Gather all lines in the data that hold the string "border".

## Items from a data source
╭──

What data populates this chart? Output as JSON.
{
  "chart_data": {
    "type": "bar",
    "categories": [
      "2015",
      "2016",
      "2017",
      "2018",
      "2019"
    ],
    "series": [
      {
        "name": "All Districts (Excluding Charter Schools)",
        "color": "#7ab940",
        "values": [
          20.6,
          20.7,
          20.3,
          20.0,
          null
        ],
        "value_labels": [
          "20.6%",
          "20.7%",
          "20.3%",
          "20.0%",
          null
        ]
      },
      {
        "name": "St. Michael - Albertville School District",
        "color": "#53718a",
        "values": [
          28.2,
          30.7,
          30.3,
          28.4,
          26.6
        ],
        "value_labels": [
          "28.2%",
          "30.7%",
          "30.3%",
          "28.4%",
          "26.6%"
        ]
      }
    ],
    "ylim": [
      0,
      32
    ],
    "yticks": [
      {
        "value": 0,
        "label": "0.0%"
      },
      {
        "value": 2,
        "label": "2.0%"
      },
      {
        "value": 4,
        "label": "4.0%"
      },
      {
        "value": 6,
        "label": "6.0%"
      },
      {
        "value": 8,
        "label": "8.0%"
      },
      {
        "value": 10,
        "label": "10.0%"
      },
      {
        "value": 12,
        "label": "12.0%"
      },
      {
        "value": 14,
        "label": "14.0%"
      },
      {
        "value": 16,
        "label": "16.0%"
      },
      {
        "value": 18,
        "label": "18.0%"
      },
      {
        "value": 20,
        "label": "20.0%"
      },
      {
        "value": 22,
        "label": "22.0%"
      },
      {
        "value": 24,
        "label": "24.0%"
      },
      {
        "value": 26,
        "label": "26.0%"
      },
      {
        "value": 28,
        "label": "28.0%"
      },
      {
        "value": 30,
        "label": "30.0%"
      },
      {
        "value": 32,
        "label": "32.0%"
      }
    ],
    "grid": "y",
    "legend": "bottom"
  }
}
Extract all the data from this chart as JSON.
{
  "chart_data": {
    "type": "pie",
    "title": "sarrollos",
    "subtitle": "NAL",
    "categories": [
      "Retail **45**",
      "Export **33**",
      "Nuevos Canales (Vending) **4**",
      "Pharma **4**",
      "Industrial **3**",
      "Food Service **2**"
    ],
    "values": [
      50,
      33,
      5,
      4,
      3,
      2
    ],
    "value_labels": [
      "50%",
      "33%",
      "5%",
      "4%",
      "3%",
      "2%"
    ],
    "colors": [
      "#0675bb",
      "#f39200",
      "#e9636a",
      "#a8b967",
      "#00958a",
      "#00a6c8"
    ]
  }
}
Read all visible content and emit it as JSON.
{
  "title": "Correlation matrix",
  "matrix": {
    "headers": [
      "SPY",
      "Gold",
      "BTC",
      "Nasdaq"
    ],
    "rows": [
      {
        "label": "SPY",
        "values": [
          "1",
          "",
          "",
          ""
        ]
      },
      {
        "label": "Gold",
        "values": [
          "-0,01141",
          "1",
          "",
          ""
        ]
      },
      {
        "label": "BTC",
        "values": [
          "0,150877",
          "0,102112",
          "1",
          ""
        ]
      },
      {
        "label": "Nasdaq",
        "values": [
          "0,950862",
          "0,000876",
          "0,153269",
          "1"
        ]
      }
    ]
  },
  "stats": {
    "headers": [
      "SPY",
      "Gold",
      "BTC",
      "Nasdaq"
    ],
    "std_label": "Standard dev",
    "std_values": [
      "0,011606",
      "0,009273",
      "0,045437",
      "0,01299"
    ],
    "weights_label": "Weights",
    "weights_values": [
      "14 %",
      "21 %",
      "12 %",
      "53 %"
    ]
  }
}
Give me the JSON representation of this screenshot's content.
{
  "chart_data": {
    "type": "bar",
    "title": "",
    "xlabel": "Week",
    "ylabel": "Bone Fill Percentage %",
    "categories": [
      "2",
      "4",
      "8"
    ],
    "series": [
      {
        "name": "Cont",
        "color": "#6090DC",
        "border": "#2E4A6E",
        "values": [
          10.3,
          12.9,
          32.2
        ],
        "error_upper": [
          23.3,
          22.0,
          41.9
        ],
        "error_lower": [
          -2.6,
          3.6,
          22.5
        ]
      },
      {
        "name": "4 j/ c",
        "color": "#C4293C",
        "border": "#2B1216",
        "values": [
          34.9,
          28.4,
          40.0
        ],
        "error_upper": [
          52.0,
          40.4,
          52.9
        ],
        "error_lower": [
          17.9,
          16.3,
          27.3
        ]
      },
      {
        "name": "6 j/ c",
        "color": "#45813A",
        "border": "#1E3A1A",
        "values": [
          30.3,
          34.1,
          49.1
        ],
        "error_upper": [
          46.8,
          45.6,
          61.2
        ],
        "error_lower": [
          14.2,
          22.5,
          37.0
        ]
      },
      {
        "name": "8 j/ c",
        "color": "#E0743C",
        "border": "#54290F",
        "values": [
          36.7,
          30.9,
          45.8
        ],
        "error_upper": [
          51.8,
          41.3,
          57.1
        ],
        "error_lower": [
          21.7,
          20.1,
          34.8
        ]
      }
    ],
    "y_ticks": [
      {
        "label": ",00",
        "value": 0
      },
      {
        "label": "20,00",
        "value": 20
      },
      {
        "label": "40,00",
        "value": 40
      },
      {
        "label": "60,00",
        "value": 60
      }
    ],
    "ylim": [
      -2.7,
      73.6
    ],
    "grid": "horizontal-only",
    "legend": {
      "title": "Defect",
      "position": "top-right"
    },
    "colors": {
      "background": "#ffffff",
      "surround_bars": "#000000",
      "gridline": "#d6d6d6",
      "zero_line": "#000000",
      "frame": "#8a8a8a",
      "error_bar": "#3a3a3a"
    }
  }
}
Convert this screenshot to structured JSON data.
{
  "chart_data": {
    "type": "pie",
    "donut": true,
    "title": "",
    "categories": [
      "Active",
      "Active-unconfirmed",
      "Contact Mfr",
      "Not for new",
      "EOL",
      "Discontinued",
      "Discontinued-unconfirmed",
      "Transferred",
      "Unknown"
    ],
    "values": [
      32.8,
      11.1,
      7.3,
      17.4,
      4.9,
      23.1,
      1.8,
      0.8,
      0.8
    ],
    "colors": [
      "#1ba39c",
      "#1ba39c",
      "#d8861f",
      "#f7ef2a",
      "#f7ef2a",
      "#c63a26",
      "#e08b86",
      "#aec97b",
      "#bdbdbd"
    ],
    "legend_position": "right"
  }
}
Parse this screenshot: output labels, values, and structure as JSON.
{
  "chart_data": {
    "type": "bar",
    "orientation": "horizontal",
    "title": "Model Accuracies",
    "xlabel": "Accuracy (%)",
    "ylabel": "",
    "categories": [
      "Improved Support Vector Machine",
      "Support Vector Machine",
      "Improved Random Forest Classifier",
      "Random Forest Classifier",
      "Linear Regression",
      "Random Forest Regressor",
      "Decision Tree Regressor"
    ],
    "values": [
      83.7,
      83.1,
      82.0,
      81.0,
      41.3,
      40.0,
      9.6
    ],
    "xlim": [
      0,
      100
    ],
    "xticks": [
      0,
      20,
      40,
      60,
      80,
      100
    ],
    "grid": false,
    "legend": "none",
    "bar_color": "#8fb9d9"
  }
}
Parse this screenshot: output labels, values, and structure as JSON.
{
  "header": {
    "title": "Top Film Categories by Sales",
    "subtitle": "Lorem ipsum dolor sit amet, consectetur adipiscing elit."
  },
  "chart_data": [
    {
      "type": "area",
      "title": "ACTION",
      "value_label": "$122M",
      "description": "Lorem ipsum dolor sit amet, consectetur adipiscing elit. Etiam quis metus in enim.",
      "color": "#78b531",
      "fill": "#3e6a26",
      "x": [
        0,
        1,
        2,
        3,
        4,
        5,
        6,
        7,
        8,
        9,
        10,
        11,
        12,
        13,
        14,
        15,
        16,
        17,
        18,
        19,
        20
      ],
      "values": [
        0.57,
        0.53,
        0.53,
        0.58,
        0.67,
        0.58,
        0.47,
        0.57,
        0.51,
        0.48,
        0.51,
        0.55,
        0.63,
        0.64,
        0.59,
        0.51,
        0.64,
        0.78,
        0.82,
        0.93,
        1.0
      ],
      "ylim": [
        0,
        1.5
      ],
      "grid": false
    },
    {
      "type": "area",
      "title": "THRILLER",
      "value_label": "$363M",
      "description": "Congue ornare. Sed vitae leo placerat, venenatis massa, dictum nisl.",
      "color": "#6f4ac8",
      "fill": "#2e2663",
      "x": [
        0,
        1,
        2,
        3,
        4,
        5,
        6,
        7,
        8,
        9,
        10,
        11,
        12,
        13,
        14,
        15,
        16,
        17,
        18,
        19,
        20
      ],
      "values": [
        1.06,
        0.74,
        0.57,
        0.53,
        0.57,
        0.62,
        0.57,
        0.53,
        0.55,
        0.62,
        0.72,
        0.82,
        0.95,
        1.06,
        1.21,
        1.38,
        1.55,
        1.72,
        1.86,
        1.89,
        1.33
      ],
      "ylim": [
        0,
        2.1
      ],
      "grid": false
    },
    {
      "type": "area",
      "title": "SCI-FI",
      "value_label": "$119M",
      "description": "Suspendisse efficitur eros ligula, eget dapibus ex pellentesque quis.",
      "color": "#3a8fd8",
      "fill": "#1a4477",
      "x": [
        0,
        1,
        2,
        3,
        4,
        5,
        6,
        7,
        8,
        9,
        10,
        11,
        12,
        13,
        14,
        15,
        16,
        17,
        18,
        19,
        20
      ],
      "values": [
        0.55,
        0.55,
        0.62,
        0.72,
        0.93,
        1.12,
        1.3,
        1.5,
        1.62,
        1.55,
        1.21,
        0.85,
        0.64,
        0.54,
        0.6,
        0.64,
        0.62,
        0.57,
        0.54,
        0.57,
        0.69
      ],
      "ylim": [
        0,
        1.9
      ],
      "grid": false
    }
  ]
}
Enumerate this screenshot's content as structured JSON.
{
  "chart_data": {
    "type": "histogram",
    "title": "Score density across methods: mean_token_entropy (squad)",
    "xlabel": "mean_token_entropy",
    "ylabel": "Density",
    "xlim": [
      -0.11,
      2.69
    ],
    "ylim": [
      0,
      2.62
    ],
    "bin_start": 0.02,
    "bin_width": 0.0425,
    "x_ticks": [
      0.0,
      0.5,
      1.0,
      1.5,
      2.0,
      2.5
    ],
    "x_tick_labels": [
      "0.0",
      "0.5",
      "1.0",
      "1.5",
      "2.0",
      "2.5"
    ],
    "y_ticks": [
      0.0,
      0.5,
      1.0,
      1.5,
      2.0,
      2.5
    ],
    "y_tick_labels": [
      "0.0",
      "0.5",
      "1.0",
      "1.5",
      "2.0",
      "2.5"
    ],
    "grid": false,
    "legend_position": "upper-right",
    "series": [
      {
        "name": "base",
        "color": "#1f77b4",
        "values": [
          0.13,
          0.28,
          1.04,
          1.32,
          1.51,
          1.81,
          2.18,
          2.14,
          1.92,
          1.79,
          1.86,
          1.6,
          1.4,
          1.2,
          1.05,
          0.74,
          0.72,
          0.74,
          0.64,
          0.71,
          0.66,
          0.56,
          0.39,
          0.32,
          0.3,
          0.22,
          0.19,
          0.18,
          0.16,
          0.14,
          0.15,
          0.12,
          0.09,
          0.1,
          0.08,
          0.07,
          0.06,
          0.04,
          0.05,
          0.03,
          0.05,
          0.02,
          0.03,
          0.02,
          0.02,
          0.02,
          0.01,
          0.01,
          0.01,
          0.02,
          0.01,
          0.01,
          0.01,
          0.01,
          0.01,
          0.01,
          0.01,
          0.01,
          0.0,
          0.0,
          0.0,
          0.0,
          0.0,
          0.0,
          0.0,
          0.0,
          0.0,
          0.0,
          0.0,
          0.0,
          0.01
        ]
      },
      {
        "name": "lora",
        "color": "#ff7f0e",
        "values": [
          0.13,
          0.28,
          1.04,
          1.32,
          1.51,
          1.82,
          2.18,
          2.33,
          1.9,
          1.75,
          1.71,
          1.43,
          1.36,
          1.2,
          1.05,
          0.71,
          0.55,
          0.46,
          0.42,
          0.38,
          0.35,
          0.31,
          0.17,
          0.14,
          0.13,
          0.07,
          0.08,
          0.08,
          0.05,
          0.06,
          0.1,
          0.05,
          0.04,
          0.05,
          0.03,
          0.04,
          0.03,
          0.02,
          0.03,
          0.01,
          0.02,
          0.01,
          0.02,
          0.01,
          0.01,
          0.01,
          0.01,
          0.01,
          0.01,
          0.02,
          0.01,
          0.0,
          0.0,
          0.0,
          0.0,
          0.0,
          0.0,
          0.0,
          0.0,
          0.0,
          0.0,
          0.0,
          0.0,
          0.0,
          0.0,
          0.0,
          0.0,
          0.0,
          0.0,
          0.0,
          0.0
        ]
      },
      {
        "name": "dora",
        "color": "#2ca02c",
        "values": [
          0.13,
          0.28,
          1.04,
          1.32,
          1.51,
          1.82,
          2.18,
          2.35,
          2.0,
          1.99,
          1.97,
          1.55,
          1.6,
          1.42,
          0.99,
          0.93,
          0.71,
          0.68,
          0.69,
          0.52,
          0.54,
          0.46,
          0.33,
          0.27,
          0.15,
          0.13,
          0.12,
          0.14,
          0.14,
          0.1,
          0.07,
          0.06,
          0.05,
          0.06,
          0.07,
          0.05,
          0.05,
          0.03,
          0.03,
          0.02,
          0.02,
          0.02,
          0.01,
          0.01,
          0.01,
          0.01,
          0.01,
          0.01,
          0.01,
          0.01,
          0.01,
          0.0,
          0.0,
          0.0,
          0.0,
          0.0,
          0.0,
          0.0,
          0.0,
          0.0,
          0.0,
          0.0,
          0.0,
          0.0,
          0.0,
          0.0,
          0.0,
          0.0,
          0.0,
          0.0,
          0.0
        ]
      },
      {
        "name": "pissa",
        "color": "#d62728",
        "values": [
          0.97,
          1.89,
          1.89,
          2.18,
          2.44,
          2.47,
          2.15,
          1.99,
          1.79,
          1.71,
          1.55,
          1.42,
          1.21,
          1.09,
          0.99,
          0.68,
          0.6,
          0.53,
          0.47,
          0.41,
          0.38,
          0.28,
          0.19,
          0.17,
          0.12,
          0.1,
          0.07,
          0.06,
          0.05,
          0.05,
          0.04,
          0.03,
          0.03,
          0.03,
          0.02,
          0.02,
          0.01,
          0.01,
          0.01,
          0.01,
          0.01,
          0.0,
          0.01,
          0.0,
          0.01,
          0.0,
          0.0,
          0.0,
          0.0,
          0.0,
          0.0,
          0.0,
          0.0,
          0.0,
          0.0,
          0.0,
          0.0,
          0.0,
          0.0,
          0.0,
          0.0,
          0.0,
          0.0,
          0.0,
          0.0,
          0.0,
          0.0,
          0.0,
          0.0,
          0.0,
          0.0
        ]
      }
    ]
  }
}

╰──

## Response for this exercise
        "border": "#2E4A6E",
        "border": "#2B1216",
        "border": "#1E3A1A",
        "border": "#54290F",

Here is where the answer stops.